Data section:
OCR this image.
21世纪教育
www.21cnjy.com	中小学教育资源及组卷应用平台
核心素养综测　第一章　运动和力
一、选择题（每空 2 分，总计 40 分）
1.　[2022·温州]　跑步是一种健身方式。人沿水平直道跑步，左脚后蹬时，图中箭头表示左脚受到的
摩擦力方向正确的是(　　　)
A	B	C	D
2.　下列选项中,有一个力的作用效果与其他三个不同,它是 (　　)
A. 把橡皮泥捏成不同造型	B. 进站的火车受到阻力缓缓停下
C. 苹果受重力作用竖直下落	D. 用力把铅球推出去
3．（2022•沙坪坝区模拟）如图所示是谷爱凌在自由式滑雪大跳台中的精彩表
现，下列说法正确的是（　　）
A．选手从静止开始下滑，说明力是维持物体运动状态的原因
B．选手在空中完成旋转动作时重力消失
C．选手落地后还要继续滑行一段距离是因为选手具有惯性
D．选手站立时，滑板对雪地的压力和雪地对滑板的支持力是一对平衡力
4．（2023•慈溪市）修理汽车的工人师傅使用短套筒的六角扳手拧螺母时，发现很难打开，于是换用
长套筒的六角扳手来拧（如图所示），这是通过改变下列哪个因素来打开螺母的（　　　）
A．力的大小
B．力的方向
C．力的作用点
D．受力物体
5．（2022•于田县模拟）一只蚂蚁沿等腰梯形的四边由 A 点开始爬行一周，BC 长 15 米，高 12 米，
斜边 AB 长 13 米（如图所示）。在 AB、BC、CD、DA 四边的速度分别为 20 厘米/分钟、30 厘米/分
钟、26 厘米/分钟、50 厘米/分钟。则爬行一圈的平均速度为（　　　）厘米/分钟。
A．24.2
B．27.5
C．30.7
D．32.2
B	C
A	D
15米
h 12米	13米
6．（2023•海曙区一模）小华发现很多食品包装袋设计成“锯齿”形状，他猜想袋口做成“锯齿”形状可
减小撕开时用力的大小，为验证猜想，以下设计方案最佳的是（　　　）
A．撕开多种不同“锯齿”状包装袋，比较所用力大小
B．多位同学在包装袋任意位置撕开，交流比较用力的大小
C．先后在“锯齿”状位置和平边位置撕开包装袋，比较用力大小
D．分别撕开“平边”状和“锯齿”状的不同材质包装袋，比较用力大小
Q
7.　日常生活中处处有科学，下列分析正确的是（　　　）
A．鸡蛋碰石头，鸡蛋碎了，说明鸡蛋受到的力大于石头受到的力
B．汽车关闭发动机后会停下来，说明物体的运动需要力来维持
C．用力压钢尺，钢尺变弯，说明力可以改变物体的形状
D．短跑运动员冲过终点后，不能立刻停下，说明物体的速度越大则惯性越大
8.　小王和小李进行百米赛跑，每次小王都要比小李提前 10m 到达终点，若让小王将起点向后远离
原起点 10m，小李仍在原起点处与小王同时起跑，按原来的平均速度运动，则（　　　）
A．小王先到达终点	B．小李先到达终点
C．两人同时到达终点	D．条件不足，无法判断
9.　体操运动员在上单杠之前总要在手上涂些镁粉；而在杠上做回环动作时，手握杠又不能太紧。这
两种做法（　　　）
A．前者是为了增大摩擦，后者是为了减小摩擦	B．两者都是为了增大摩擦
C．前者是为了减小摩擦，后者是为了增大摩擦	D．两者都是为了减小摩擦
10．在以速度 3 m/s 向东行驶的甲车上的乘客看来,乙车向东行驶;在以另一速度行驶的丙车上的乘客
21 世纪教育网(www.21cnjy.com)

...

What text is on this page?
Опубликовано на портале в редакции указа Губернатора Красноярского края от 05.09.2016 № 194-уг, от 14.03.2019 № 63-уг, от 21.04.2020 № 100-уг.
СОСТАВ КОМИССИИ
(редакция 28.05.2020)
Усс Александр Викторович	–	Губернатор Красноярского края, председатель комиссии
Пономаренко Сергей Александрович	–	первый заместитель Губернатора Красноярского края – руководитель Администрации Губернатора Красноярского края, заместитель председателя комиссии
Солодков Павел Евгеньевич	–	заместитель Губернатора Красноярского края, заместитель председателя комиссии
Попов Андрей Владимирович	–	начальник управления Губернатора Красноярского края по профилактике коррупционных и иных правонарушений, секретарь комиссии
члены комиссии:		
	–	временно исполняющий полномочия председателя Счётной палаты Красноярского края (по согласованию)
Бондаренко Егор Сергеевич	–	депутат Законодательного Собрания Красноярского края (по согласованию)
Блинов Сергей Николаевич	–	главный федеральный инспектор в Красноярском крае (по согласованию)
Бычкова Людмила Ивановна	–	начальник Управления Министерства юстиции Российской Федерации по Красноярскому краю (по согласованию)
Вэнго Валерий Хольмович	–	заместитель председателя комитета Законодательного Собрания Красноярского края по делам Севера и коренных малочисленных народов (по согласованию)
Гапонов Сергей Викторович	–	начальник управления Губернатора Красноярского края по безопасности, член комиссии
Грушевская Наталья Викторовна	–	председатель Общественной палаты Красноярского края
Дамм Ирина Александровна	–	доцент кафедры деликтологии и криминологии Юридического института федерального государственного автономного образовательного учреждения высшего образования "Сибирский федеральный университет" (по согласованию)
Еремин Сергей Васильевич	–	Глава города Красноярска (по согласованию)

Work required: Extract every line of the records above that contains the word "Собрания".

Answer in full:
Бондаренко Егор Сергеевич	–	депутат Законодательного Собрания Красноярского края (по согласованию)
Вэнго Валерий Хольмович	–	заместитель председателя комитета Законодательного Собрания Красноярского края по делам Севера и коренных малочисленных народов (по согласованию)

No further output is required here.